#### [WRITTEN PROBLEM]
Give the number of lines in this listing that contain the word "colors", and nothing else.

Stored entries
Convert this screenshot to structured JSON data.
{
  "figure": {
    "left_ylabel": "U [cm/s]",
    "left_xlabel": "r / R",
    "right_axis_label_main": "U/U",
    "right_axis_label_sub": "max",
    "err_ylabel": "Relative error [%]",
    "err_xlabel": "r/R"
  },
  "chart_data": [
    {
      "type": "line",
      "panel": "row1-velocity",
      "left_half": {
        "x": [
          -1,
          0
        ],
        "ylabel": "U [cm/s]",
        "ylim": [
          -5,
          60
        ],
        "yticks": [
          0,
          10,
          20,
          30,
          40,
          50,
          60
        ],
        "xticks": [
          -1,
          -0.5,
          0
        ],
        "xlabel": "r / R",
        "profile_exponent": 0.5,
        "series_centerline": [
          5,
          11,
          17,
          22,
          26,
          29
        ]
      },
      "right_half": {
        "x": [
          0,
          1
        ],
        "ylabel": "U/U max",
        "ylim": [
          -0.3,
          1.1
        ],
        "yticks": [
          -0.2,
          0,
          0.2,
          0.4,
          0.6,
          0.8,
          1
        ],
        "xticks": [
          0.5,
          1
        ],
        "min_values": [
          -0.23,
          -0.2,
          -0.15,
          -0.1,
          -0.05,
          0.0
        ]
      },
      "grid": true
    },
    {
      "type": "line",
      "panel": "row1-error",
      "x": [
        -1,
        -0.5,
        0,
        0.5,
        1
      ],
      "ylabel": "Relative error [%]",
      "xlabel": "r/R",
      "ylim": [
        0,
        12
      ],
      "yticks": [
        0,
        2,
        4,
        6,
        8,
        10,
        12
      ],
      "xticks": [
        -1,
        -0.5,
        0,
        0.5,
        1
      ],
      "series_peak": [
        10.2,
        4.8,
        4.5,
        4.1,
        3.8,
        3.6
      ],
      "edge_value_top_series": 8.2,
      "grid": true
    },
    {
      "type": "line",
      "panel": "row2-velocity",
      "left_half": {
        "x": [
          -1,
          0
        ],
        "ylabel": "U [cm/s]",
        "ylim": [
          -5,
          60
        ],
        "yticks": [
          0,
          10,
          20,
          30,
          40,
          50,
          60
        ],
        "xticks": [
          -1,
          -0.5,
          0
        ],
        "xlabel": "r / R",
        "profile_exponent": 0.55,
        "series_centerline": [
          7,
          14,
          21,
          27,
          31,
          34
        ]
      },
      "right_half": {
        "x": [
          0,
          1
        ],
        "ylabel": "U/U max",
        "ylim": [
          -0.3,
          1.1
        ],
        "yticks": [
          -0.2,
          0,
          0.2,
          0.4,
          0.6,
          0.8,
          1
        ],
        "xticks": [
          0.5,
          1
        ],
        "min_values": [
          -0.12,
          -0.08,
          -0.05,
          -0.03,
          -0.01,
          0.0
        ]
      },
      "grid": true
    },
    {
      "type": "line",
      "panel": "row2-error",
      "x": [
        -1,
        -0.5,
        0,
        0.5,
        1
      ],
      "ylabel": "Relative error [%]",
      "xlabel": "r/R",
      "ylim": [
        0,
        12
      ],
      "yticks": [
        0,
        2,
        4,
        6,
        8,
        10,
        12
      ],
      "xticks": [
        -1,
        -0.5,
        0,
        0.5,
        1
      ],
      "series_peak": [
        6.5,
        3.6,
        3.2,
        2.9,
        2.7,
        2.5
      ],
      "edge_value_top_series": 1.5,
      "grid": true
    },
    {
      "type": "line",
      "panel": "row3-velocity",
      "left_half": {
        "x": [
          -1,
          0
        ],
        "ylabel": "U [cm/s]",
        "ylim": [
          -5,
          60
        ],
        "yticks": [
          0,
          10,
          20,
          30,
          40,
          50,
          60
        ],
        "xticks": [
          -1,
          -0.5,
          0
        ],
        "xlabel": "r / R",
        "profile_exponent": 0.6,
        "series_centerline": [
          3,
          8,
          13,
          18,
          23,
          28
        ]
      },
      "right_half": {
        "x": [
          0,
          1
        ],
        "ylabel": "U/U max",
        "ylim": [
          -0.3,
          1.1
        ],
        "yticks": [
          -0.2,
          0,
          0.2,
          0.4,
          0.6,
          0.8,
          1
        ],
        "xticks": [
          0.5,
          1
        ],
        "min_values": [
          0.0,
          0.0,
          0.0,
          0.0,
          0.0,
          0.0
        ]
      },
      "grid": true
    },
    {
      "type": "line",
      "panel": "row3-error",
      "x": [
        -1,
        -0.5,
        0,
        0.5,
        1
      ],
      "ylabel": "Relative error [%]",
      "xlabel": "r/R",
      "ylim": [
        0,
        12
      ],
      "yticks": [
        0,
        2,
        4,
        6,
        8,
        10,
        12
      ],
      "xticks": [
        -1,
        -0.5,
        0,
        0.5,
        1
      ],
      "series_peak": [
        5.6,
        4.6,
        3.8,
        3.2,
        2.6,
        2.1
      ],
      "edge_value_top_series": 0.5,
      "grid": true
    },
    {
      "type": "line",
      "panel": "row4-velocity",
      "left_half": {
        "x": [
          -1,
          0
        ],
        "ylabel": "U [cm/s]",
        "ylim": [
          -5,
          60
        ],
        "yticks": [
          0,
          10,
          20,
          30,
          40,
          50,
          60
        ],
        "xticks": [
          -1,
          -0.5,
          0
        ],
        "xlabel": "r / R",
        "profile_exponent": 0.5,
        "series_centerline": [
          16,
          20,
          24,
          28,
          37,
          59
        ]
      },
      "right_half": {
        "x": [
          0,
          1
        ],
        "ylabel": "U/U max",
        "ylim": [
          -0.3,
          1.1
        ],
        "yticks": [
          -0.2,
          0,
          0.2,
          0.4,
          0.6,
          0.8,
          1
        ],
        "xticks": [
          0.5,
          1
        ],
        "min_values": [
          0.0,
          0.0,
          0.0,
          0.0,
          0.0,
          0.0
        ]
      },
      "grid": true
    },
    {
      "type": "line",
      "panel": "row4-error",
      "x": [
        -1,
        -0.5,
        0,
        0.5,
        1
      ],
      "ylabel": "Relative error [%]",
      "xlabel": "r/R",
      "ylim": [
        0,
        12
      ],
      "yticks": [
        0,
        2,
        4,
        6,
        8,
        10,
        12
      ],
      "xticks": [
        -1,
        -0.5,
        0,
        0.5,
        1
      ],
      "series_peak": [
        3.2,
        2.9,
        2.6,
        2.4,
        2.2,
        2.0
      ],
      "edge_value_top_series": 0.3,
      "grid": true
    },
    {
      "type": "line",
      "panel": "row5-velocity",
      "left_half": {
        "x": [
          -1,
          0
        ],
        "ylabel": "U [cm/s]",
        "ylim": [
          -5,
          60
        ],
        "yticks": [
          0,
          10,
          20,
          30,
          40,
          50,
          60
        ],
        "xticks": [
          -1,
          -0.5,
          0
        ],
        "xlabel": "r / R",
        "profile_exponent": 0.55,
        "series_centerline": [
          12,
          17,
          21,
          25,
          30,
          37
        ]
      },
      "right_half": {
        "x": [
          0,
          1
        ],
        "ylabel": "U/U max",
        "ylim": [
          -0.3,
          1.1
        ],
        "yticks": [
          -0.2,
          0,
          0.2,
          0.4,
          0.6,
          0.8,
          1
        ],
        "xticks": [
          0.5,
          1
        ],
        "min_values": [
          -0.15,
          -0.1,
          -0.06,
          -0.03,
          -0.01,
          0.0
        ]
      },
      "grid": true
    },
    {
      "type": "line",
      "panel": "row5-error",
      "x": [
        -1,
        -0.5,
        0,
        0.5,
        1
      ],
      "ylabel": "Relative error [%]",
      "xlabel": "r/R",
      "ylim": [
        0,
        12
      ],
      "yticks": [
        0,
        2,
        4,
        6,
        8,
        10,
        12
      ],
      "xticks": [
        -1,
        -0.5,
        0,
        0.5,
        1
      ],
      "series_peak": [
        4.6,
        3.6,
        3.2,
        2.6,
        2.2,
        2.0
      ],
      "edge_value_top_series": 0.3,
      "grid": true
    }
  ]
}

--

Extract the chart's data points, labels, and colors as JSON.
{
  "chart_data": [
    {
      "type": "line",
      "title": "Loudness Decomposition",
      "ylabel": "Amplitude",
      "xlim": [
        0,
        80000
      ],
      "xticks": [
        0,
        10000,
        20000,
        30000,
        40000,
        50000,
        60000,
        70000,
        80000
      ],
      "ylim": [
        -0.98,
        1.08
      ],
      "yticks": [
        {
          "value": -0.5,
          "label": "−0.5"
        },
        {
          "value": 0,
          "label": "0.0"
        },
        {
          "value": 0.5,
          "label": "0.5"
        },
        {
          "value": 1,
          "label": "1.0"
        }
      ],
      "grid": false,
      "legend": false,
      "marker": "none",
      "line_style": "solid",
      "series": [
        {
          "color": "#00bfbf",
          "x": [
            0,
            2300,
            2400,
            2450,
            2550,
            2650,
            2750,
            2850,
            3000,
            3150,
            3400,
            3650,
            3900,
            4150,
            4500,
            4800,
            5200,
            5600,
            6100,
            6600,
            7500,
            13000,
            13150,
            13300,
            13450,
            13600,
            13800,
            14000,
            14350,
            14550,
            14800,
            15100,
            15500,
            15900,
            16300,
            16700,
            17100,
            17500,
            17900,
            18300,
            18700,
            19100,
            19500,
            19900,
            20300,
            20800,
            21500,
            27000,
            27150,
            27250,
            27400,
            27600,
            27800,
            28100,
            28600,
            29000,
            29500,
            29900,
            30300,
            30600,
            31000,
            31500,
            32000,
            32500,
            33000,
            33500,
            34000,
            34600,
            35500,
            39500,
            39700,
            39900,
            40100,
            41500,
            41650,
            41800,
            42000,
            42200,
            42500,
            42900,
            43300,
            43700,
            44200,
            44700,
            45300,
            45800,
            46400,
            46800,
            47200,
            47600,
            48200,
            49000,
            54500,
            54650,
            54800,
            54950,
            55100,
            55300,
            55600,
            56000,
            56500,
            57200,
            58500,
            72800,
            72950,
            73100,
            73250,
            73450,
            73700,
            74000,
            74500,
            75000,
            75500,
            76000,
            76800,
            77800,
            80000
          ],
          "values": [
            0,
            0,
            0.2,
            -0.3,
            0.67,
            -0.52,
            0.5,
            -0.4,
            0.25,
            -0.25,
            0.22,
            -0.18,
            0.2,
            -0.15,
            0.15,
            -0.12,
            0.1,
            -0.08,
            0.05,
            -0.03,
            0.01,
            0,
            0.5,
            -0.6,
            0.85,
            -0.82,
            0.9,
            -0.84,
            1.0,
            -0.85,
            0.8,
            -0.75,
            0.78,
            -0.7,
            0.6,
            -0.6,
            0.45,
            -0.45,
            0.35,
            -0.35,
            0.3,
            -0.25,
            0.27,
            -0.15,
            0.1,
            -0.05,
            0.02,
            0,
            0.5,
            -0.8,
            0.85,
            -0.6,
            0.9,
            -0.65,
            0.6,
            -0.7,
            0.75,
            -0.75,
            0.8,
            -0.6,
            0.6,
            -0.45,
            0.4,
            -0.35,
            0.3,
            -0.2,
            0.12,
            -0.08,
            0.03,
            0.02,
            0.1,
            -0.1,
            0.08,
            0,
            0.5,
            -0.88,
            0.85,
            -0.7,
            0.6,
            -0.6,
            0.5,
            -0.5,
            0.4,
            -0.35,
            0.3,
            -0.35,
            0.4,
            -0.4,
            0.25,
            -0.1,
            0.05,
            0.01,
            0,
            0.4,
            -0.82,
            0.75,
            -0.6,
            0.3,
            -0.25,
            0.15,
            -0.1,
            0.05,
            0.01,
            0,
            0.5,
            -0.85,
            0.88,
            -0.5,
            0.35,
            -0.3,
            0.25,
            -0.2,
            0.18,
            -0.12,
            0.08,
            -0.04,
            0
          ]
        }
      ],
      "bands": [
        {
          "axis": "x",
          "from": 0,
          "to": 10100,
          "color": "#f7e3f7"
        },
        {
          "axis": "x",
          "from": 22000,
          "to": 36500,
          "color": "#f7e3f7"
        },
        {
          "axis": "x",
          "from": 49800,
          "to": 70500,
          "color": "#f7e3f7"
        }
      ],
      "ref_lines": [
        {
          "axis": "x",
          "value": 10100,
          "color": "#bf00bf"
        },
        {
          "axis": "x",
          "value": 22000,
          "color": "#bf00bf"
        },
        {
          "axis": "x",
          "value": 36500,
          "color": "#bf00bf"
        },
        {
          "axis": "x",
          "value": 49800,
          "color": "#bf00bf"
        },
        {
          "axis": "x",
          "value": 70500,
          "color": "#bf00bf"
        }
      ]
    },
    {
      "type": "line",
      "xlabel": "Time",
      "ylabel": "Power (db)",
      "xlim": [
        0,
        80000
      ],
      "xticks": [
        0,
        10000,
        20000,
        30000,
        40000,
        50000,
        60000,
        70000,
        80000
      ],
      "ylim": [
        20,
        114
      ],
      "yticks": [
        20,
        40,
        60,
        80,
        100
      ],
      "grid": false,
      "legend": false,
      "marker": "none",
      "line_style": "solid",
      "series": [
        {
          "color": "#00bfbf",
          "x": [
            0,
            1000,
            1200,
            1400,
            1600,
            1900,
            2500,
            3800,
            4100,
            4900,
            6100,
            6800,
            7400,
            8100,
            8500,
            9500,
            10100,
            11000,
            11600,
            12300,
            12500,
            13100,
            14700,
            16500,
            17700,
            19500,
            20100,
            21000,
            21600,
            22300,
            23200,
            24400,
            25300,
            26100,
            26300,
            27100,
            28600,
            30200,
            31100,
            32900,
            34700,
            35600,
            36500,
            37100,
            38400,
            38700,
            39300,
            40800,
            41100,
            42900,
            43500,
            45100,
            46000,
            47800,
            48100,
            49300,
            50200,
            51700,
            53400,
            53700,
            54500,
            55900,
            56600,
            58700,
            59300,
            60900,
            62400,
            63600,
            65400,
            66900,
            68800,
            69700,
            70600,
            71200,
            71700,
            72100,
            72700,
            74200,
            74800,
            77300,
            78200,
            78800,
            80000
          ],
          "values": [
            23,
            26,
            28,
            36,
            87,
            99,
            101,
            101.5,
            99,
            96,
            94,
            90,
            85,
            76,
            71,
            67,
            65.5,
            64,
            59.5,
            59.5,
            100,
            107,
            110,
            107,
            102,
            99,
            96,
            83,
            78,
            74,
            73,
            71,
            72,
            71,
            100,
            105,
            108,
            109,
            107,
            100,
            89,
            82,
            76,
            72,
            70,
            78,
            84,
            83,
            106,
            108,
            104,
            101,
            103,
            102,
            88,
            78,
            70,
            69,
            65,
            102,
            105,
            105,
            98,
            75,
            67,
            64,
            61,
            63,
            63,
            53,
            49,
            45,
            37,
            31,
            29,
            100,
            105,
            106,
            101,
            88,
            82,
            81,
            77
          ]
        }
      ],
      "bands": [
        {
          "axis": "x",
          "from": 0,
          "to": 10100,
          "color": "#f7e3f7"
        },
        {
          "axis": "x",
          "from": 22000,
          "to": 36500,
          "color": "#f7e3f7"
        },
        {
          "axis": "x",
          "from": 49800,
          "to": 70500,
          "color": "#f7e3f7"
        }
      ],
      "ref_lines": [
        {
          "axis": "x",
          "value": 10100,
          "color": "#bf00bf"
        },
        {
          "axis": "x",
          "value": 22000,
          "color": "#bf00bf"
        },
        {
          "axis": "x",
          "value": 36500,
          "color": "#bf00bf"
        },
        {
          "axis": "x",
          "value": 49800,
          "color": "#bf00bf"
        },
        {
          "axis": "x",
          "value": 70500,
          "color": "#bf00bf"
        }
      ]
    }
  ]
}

--

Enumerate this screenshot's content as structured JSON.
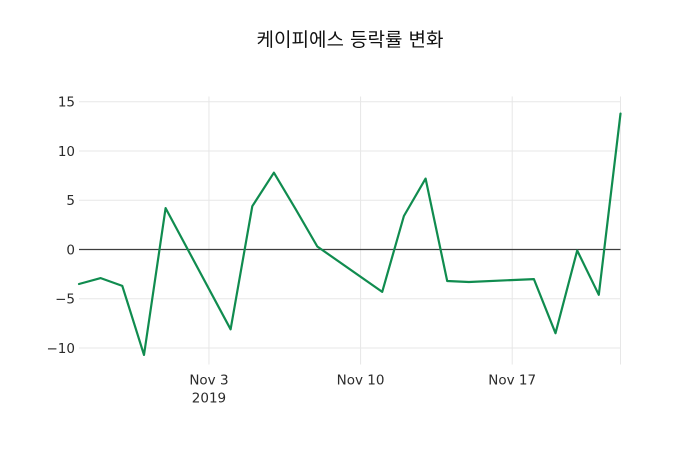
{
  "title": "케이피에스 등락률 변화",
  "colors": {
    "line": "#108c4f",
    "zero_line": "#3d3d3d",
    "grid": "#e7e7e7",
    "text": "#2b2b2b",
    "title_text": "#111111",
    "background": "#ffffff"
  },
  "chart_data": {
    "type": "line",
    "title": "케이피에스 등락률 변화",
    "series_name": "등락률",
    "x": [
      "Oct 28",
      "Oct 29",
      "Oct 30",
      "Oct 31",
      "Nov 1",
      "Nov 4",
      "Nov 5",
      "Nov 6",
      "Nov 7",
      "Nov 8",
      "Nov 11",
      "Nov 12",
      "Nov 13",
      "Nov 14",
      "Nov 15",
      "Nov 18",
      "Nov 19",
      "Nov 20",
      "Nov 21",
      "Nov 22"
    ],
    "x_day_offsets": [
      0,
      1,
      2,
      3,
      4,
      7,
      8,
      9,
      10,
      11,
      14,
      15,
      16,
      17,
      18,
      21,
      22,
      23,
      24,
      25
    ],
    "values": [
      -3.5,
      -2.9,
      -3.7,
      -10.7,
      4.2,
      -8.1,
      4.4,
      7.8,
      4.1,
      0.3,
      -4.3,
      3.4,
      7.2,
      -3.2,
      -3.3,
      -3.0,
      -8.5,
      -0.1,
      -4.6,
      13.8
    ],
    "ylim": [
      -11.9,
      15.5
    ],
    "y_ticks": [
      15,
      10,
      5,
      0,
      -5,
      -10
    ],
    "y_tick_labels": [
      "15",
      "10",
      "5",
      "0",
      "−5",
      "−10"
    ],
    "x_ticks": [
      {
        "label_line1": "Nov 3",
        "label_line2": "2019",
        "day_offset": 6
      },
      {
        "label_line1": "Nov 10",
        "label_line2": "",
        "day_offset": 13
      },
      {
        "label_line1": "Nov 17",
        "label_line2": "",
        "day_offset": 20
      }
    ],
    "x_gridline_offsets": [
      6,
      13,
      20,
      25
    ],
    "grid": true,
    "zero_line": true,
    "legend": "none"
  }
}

#### [RESPONSE BELOW]
2